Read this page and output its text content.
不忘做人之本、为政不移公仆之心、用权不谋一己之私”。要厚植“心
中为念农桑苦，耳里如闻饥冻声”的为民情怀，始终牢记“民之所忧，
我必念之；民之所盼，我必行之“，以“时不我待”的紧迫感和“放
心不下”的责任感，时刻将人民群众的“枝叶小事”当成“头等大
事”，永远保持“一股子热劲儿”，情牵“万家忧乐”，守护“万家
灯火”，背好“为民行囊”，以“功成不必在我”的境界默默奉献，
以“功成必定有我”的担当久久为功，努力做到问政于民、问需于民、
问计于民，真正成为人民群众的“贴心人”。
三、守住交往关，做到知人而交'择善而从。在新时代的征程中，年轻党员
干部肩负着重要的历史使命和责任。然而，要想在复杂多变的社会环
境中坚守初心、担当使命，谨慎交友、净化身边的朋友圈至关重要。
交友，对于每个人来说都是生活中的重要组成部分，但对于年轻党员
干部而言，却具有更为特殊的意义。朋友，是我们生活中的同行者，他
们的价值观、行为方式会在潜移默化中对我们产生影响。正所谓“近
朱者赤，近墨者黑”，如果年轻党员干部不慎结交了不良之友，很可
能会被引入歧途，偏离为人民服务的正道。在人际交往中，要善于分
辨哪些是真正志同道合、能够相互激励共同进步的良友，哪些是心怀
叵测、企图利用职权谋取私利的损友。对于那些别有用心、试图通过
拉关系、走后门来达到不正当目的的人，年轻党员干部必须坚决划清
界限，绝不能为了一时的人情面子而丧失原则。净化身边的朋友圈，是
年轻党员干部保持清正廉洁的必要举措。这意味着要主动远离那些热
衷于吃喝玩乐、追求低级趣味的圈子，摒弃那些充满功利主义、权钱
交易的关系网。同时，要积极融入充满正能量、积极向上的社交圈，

......

◆ Exercise description
Return all of the entries exactly as written.

◆ Finished exercise
Read this page and output its text content.
不忘做人之本、为政不移公仆之心、用权不谋一己之私”。要厚植“心
中为念农桑苦，耳里如闻饥冻声”的为民情怀，始终牢记“民之所忧，
我必念之；民之所盼，我必行之“，以“时不我待”的紧迫感和“放
心不下”的责任感，时刻将人民群众的“枝叶小事”当成“头等大
事”，永远保持“一股子热劲儿”，情牵“万家忧乐”，守护“万家
灯火”，背好“为民行囊”，以“功成不必在我”的境界默默奉献，
以“功成必定有我”的担当久久为功，努力做到问政于民、问需于民、
问计于民，真正成为人民群众的“贴心人”。
三、守住交往关，做到知人而交'择善而从。在新时代的征程中，年轻党员
干部肩负着重要的历史使命和责任。然而，要想在复杂多变的社会环
境中坚守初心、担当使命，谨慎交友、净化身边的朋友圈至关重要。
交友，对于每个人来说都是生活中的重要组成部分，但对于年轻党员
干部而言，却具有更为特殊的意义。朋友，是我们生活中的同行者，他
们的价值观、行为方式会在潜移默化中对我们产生影响。正所谓“近
朱者赤，近墨者黑”，如果年轻党员干部不慎结交了不良之友，很可
能会被引入歧途，偏离为人民服务的正道。在人际交往中，要善于分
辨哪些是真正志同道合、能够相互激励共同进步的良友，哪些是心怀
叵测、企图利用职权谋取私利的损友。对于那些别有用心、试图通过
拉关系、走后门来达到不正当目的的人，年轻党员干部必须坚决划清
界限，绝不能为了一时的人情面子而丧失原则。净化身边的朋友圈，是
年轻党员干部保持清正廉洁的必要举措。这意味着要主动远离那些热
衷于吃喝玩乐、追求低级趣味的圈子，摒弃那些充满功利主义、权钱
交易的关系网。同时，要积极融入充满正能量、积极向上的社交圈，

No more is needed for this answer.